WHAT YOU WILL DO
Every line below that includes "Gaines" counts toward the total. Report that total alone.

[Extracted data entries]
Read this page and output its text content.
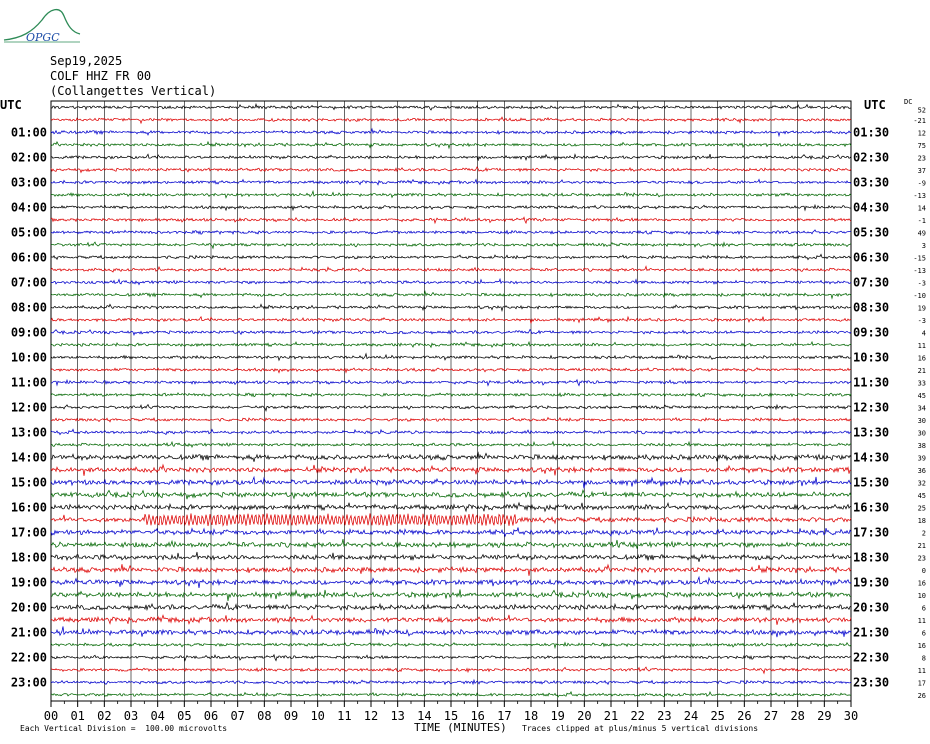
OPGC
Sep19,2025
COLF HHZ FR 00
(Collangettes Vertical)
00 01 02 03 04 05 06 07 08 09 10 11 12 13 14 15 16 17 18 19 20 21 22 23 24 25 26 27 28 29 30
UTC	UTC	DC
01:00
02:00
03:00
04:00
05:00
06:00
07:00
08:00
09:00
10:00
11:00
12:00
13:00
14:00
15:00
16:00
17:00
18:00
19:00
20:00
21:00
22:00
23:00
01:30
02:30
03:30
04:30
05:30
06:30
07:30
08:30
09:30
10:30
11:30
12:30
13:30
14:30
15:30
16:30
17:30
18:30
19:30
20:30
21:30
22:30
23:30
52
-21
12
75
23
37
-9
-13
14
-1
49
3
-15
-13
-3
-10
19
-3
4
11
16
21
33
45
34
30
30
38
39
36
32
45
25
18
2
21
23
0
16
10
6
11
6
16
8
11
17
26
Each Vertical Division =  100.00 microvolts	TIME (MINUTES) Traces clipped at plus/minus 5 vertical divisions
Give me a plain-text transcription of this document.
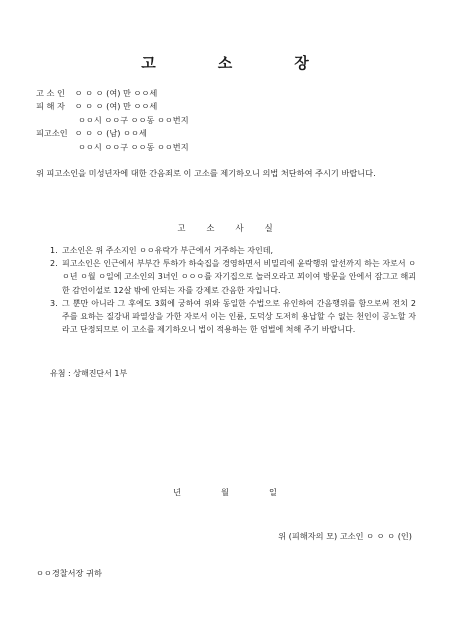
고	소	장
고 소 인 ㅇ ㅇ ㅇ (여) 만 ㅇㅇ세
피 해 자 ㅇ ㅇ ㅇ (여) 만 ㅇㅇ세
ㅇㅇ시 ㅇㅇ구 ㅇㅇ동 ㅇㅇ번지
피고소인 ㅇ ㅇ ㅇ (남) ㅇㅇ세
ㅇㅇ시 ㅇㅇ구 ㅇㅇ동 ㅇㅇ번지
위 피고소인을 미성년자에 대한 간음죄로 이 고소를 제기하오니 의법 처단하여 주시기 바랍니다.
고	소	사	실
1. 고소인은 위 주소지인 ㅇㅇ유락가 부근에서 거주하는 자인데,
2. 피고소인은 인근에서 부부간 투하가 하숙집을 경영하면서 비밀리에 윤락행위 알선까지 하는 자로서 ㅇㅇ년 ㅇ월 ㅇ일에 고소인의 3녀인 ㅇㅇㅇ를 자기집으로 놀러오라고 꾀이여 방문을 안에서 잠그고 해괴한 감언이설로 12살 밖에 안되는 자를 강제로 간음한 자입니다.
3. 그 뿐만 아니라 그 후에도 3회에 궁하여 위와 동일한 수법으로 유인하여 간음행위를 함으로써 전치 2주를 요하는 질강내 파열상을 가한 자로서 이는 인륜, 도덕상 도저히 용납할 수 없는 천인이 공노할 자라고 단정되므로 이 고소를 제기하오니 법이 적용하는 한 엄벌에 처해 주기 바랍니다.
유첨 : 상해진단서 1부
년	월	일
위 (피해자의 모) 고소인 ㅇ ㅇ ㅇ (인)
ㅇㅇ경찰서장 귀하
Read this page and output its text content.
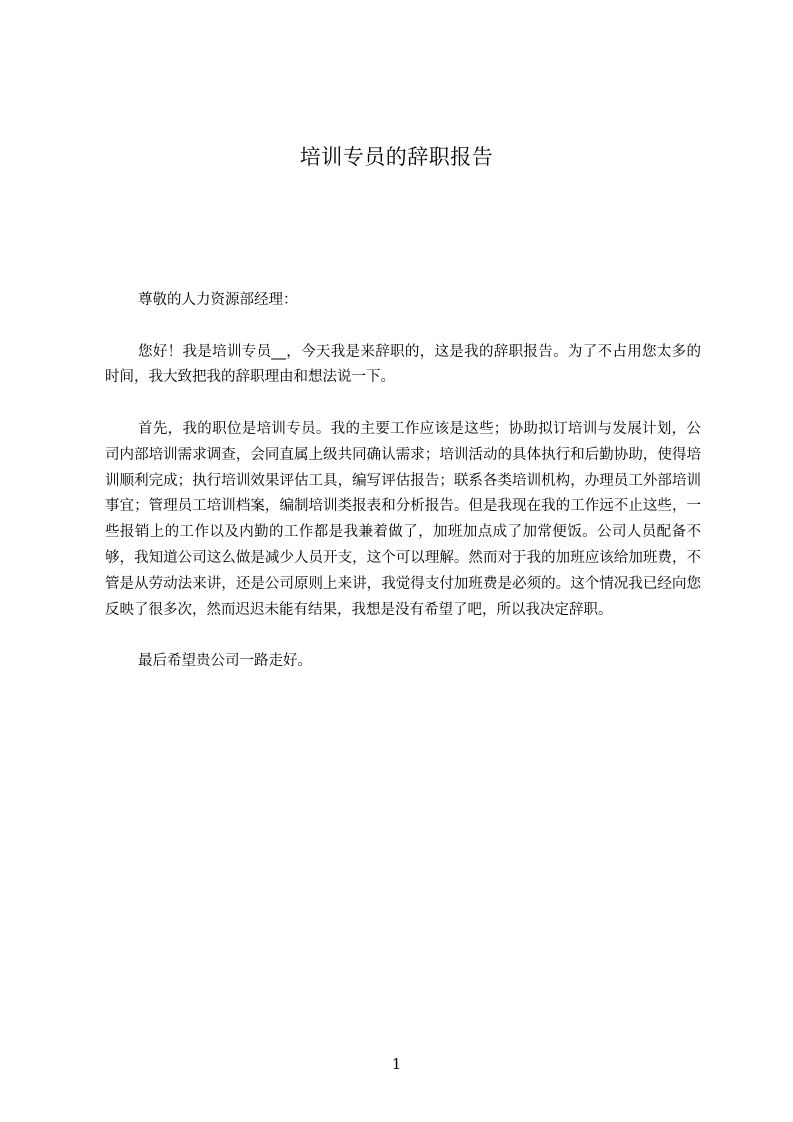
培训专员的辞职报告

尊敬的人力资源部经理：

您好！我是培训专员__，今天我是来辞职的，这是我的辞职报告。为了不占用您太多的时间，我大致把我的辞职理由和想法说一下。

首先，我的职位是培训专员。我的主要工作应该是这些；协助拟订培训与发展计划，公司内部培训需求调查，会同直属上级共同确认需求；培训活动的具体执行和后勤协助，使得培训顺利完成；执行培训效果评估工具，编写评估报告；联系各类培训机构，办理员工外部培训事宜；管理员工培训档案，编制培训类报表和分析报告。但是我现在我的工作远不止这些，一些报销上的工作以及内勤的工作都是我兼着做了，加班加点成了加常便饭。公司人员配备不够，我知道公司这么做是减少人员开支，这个可以理解。然而对于我的加班应该给加班费，不管是从劳动法来讲，还是公司原则上来讲，我觉得支付加班费是必须的。这个情况我已经向您反映了很多次，然而迟迟未能有结果，我想是没有希望了吧，所以我决定辞职。

最后希望贵公司一路走好。

1
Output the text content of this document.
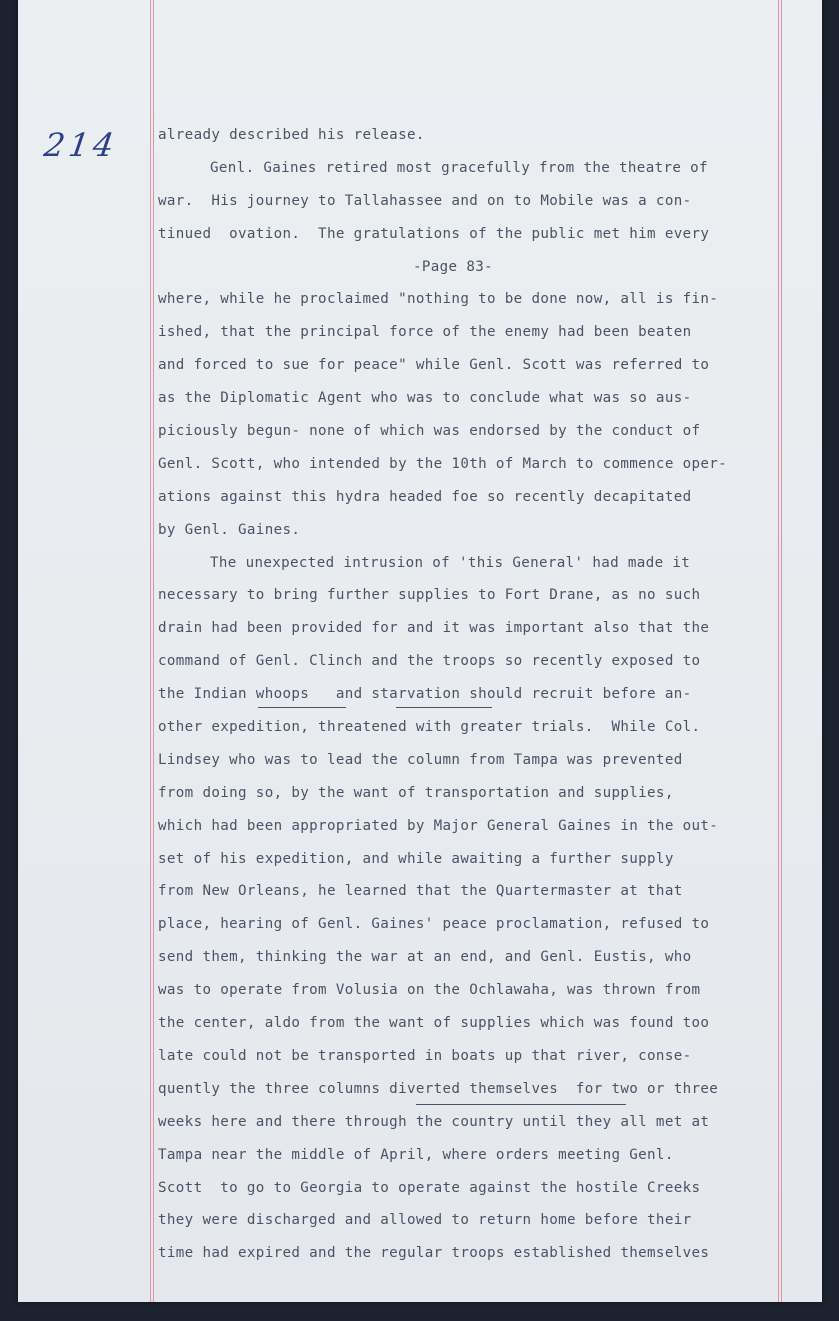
214	already described his release.
Genl. Gaines retired most gracefully from the theatre of
war.  His journey to Tallahassee and on to Mobile was a con-
tinued  ovation.  The gratulations of the public met him every
-Page 83-
where, while he proclaimed "nothing to be done now, all is fin-
ished, that the principal force of the enemy had been beaten
and forced to sue for peace" while Genl. Scott was referred to
as the Diplomatic Agent who was to conclude what was so aus-
piciously begun- none of which was endorsed by the conduct of
Genl. Scott, who intended by the 10th of March to commence oper-
ations against this hydra headed foe so recently decapitated
by Genl. Gaines.
The unexpected intrusion of 'this General' had made it
necessary to bring further supplies to Fort Drane, as no such
drain had been provided for and it was important also that the
command of Genl. Clinch and the troops so recently exposed to
the Indian whoops   and starvation should recruit before an-
other expedition, threatened with greater trials.  While Col.
Lindsey who was to lead the column from Tampa was prevented
from doing so, by the want of transportation and supplies,
which had been appropriated by Major General Gaines in the out-
set of his expedition, and while awaiting a further supply
from New Orleans, he learned that the Quartermaster at that
place, hearing of Genl. Gaines' peace proclamation, refused to
send them, thinking the war at an end, and Genl. Eustis, who
was to operate from Volusia on the Ochlawaha, was thrown from
the center, aldo from the want of supplies which was found too
late could not be transported in boats up that river, conse-
quently the three columns diverted themselves  for two or three
weeks here and there through the country until they all met at
Tampa near the middle of April, where orders meeting Genl.
Scott  to go to Georgia to operate against the hostile Creeks
they were discharged and allowed to return home before their
time had expired and the regular troops established themselves
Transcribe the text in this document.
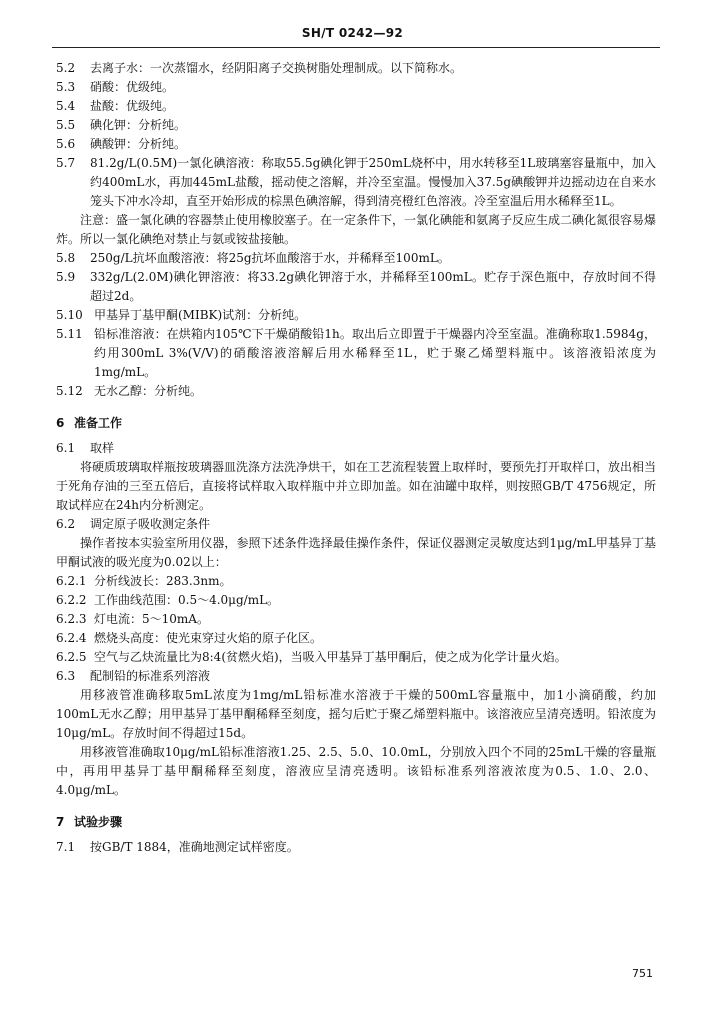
SH/T 0242—92
5.2	去离子水：一次蒸馏水，经阴阳离子交换树脂处理制成。以下简称水。
5.3	硝酸：优级纯。
5.4	盐酸：优级纯。
5.5	碘化钾：分析纯。
5.6	碘酸钾：分析纯。
5.7	81.2g/L(0.5M)一氯化碘溶液：称取55.5g碘化钾于250mL烧杯中，用水转移至1L玻璃塞容量瓶中，加入约400mL水，再加445mL盐酸，摇动使之溶解，并冷至室温。慢慢加入37.5g碘酸钾并边摇动边在自来水笼头下冲水冷却，直至开始形成的棕黑色碘溶解，得到清亮橙红色溶液。冷至室温后用水稀释至1L。

注意：盛一氯化碘的容器禁止使用橡胶塞子。在一定条件下，一氯化碘能和氨离子反应生成二碘化氮很容易爆炸。所以一氯化碘绝对禁止与氨或铵盐接触。

5.8	250g/L抗坏血酸溶液：将25g抗坏血酸溶于水，并稀释至100mL。
5.9	332g/L(2.0M)碘化钾溶液：将33.2g碘化钾溶于水，并稀释至100mL。贮存于深色瓶中，存放时间不得超过2d。
5.10 甲基异丁基甲酮(MIBK)试剂：分析纯。
5.11 铅标准溶液：在烘箱内105℃下干燥硝酸铅1h。取出后立即置于干燥器内冷至室温。准确称取1.5984g，约用300mL 3%(V/V)的硝酸溶液溶解后用水稀释至1L，贮于聚乙烯塑料瓶中。该溶液铅浓度为1mg/mL。
5.12 无水乙醇：分析纯。
6 准备工作
6.1	取样

将硬质玻璃取样瓶按玻璃器皿洗涤方法洗净烘干，如在工艺流程装置上取样时，要预先打开取样口，放出相当于死角存油的三至五倍后，直接将试样取入取样瓶中并立即加盖。如在油罐中取样，则按照GB/T 4756规定，所取试样应在24h内分析测定。

6.2	调定原子吸收测定条件

操作者按本实验室所用仪器，参照下述条件选择最佳操作条件，保证仪器测定灵敏度达到1μg/mL甲基异丁基甲酮试液的吸光度为0.02以上：

6.2.1 分析线波长：283.3nm。
6.2.2 工作曲线范围：0.5～4.0μg/mL。
6.2.3 灯电流：5～10mA。
6.2.4 燃烧头高度：使光束穿过火焰的原子化区。
6.2.5 空气与乙炔流量比为8:4(贫燃火焰)，当吸入甲基异丁基甲酮后，使之成为化学计量火焰。
6.3	配制铅的标准系列溶液

用移液管准确移取5mL浓度为1mg/mL铅标准水溶液于干燥的500mL容量瓶中，加1小滴硝酸，约加100mL无水乙醇；用甲基异丁基甲酮稀释至刻度，摇匀后贮于聚乙烯塑料瓶中。该溶液应呈清亮透明。铅浓度为10μg/mL。存放时间不得超过15d。

用移液管准确取10μg/mL铅标准溶液1.25、2.5、5.0、10.0mL，分别放入四个不同的25mL干燥的容量瓶中，再用甲基异丁基甲酮稀释至刻度，溶液应呈清亮透明。该铅标准系列溶液浓度为0.5、1.0、2.0、4.0μg/mL。

7 试验步骤
7.1	按GB/T 1884，准确地测定试样密度。
751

THE COMPLETED TASK
4